- SHORT EXERCISE -
Please find all lines in the data that hold the string "title" and copy them.
***** MATERIAL SUPPLIED
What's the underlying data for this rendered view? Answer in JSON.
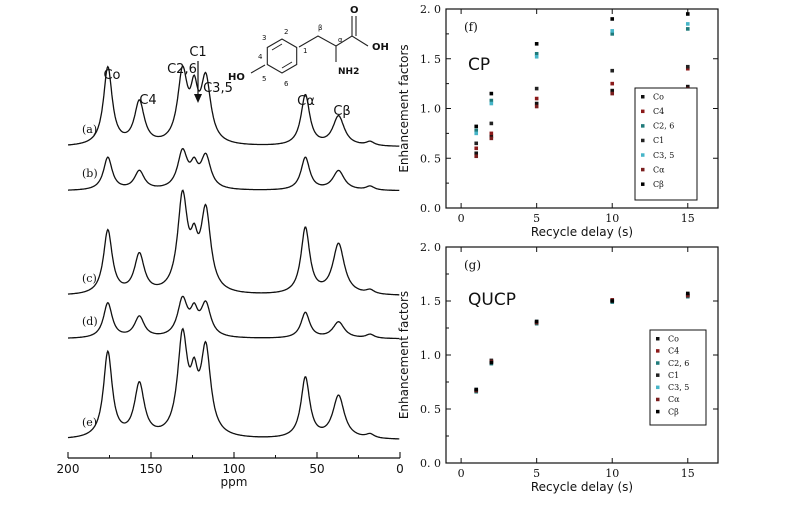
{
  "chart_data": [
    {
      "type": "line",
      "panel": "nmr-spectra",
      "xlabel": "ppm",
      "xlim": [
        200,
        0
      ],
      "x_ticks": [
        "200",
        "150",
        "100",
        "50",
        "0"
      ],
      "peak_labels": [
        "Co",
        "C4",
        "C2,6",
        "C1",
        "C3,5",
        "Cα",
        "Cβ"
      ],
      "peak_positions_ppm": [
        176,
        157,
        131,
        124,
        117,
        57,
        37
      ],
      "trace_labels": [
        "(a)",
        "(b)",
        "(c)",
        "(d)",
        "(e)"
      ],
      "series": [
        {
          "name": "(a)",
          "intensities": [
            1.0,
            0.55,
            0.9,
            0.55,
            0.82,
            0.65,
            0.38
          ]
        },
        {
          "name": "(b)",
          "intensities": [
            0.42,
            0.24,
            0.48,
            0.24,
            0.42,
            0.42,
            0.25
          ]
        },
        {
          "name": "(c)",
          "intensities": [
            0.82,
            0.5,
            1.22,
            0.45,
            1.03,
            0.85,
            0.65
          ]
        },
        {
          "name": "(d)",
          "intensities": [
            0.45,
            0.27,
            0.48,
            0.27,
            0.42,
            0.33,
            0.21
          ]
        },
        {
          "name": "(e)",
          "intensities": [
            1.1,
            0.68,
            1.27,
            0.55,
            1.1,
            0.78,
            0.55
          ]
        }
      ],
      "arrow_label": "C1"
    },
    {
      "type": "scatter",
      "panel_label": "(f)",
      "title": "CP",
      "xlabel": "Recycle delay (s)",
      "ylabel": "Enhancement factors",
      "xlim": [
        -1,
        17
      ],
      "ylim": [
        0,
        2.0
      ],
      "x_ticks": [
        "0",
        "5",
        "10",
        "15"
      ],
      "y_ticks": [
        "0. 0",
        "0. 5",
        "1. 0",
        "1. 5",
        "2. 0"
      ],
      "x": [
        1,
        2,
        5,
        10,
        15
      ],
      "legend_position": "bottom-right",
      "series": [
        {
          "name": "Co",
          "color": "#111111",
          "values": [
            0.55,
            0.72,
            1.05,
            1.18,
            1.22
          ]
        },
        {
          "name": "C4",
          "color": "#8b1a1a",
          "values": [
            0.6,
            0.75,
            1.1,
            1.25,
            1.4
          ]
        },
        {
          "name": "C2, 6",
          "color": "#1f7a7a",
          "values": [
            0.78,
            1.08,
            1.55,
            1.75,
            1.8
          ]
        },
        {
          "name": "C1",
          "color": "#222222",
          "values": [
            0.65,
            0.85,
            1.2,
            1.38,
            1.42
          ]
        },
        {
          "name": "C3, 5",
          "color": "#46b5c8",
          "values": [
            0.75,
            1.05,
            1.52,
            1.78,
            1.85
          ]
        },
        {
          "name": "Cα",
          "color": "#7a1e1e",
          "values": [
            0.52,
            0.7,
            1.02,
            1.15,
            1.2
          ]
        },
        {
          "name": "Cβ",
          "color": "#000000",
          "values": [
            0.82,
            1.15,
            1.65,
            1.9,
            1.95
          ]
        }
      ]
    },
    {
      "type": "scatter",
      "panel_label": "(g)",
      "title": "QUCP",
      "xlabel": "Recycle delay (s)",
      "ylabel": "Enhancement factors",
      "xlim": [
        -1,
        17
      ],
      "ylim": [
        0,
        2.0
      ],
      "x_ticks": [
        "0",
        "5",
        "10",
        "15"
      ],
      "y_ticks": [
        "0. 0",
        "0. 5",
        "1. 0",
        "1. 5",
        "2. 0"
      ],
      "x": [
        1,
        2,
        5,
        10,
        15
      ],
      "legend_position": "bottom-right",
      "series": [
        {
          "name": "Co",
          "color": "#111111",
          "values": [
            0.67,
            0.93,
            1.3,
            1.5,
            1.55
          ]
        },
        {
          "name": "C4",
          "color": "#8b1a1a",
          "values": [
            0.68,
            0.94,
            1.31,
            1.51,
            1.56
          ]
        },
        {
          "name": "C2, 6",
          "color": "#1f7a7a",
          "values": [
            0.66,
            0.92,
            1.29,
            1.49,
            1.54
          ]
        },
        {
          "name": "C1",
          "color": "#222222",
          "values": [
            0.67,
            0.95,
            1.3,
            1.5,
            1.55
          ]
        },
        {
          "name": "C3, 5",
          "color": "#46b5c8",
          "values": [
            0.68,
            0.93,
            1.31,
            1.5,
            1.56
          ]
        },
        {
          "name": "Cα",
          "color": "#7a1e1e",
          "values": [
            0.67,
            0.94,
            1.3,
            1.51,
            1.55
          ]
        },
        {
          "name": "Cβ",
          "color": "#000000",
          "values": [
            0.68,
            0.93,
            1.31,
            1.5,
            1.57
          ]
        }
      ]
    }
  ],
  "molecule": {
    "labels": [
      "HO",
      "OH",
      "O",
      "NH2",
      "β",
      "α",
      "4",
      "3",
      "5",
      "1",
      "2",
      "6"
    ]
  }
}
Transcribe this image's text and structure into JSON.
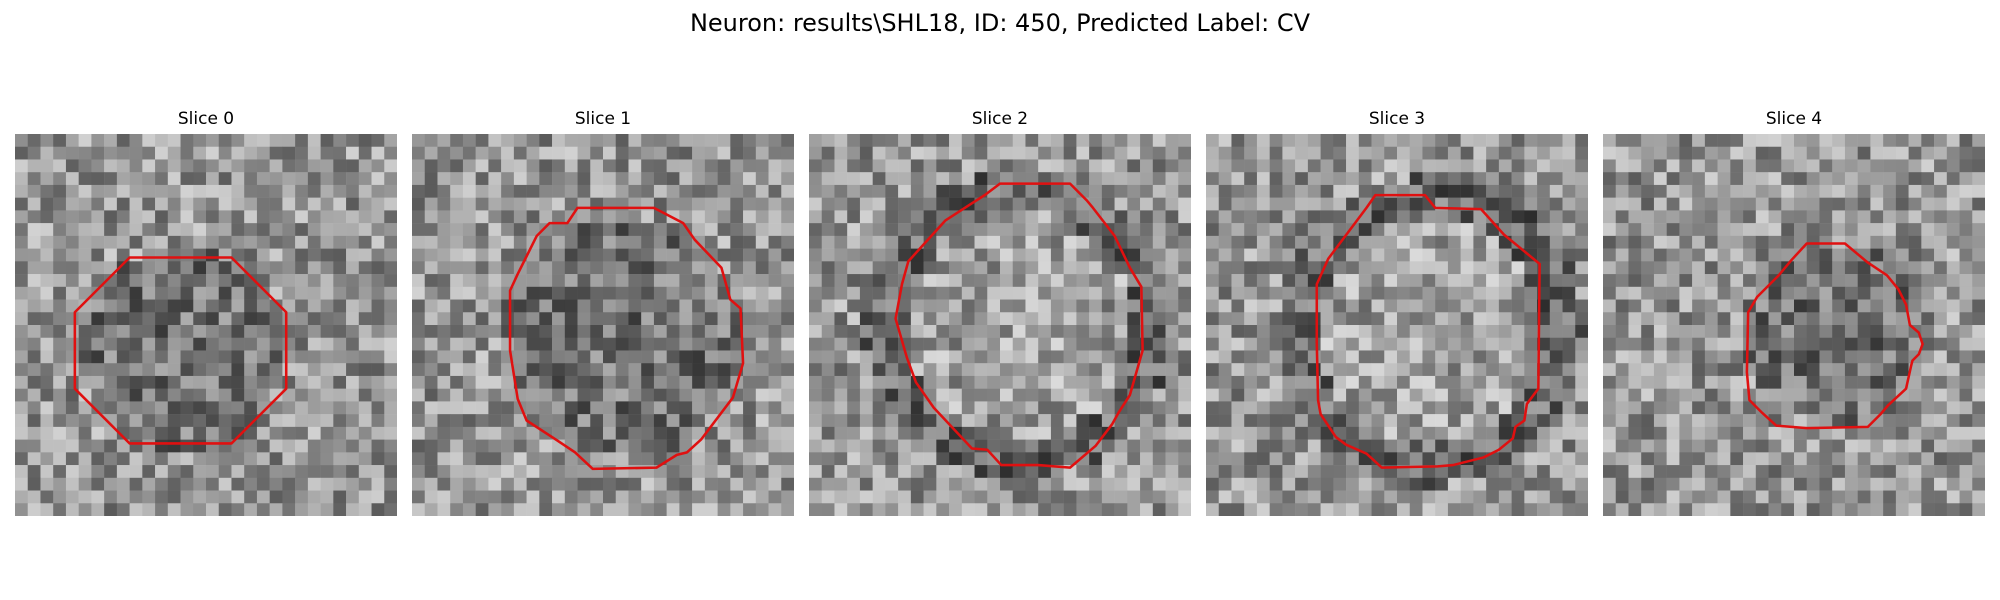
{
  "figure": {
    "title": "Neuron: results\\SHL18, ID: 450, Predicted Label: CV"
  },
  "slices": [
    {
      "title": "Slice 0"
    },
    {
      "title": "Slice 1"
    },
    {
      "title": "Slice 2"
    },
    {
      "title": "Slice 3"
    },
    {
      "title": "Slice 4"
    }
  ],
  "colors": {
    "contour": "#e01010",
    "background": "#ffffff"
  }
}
**********
- RESULT FOR THIS EXERCISE -
      "title": "CP",
      "title": "QUCP",
    "title": "Neuron: results\\SHL18, ID: 450, Predicted Label: CV"
      "title": "Slice 0"
      "title": "Slice 1"
      "title": "Slice 2"
      "title": "Slice 3"
      "title": "Slice 4"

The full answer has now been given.